In the material below, the lines containing the word "Порядка" are required; copy each of them.

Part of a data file

------

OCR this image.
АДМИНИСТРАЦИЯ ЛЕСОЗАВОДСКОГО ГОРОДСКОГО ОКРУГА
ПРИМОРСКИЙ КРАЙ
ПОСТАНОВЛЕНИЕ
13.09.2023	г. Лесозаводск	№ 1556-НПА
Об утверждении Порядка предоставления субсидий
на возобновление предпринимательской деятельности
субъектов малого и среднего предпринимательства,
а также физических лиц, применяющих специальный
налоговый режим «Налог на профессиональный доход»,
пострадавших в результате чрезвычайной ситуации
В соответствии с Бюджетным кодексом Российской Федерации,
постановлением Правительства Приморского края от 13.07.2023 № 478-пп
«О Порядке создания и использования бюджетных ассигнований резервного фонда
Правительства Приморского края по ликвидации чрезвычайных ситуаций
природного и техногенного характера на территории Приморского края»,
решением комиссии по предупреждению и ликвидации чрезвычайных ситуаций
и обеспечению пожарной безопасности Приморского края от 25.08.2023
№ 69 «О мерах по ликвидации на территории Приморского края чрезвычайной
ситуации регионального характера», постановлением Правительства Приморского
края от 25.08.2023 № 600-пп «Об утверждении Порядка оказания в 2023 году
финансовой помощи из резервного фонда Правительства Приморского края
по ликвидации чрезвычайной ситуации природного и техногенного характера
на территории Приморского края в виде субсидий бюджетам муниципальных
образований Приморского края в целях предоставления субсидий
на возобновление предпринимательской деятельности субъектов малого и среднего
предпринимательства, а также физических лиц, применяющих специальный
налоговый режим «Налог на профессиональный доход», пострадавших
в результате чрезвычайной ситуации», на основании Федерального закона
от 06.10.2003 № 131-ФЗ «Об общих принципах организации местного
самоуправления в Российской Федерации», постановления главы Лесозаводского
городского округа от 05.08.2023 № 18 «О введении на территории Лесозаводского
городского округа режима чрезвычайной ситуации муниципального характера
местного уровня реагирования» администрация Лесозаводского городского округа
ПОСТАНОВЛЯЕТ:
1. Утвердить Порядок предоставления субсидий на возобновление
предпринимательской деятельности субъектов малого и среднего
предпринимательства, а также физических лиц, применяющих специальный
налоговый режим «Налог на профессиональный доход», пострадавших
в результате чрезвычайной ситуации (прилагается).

------

● IN RESPONSE:
Об утверждении Порядка предоставления субсидий
края от 25.08.2023 № 600-пп «Об утверждении Порядка оказания в 2023 году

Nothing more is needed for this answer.